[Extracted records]
--*--
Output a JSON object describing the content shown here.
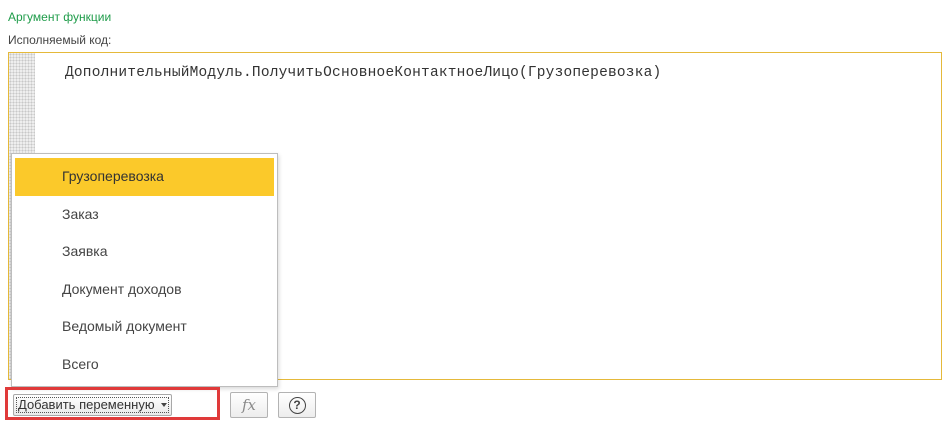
{
  "header": {
    "section_title": "Аргумент функции",
    "code_label": "Исполняемый код:"
  },
  "editor": {
    "code": "ДополнительныйМодуль.ПолучитьОсновноеКонтактноеЛицо(Грузоперевозка)"
  },
  "dropdown": {
    "items": [
      {
        "label": "Грузоперевозка",
        "selected": true
      },
      {
        "label": "Заказ",
        "selected": false
      },
      {
        "label": "Заявка",
        "selected": false
      },
      {
        "label": "Документ доходов",
        "selected": false
      },
      {
        "label": "Ведомый документ",
        "selected": false
      },
      {
        "label": "Всего",
        "selected": false
      }
    ]
  },
  "toolbar": {
    "add_variable_label": "Добавить переменную",
    "fx_label": "fx",
    "help_label": "?"
  },
  "colors": {
    "section_title": "#1f9c4a",
    "selection": "#fbc92a",
    "editor_border": "#e5b93a",
    "highlight": "#e03a3a"
  },
  "icons": [
    "chevron-down-icon",
    "function-icon",
    "help-icon"
  ]
}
--*--
Quote the material exactly. Pictures stay out.

Output a JSON object describing the content shown here.
{
  "header": {
    "section_title": "Аргумент функции",
    "code_label": "Исполняемый код:"
  },
  "editor": {
    "code": "ДополнительныйМодуль.ПолучитьОсновноеКонтактноеЛицо(Грузоперевозка)"
  },
  "dropdown": {
    "items": [
      {
        "label": "Грузоперевозка",
        "selected": true
      },
      {
        "label": "Заказ",
        "selected": false
      },
      {
        "label": "Заявка",
        "selected": false
      },
      {
        "label": "Документ доходов",
        "selected": false
      },
      {
        "label": "Ведомый документ",
        "selected": false
      },
      {
        "label": "Всего",
        "selected": false
      }
    ]
  },
  "toolbar": {
    "add_variable_label": "Добавить переменную",
    "fx_label": "fx",
    "help_label": "?"
  },
  "colors": {
    "section_title": "#1f9c4a",
    "selection": "#fbc92a",
    "editor_border": "#e5b93a",
    "highlight": "#e03a3a"
  },
  "icons": [
    "chevron-down-icon",
    "function-icon",
    "help-icon"
  ]
}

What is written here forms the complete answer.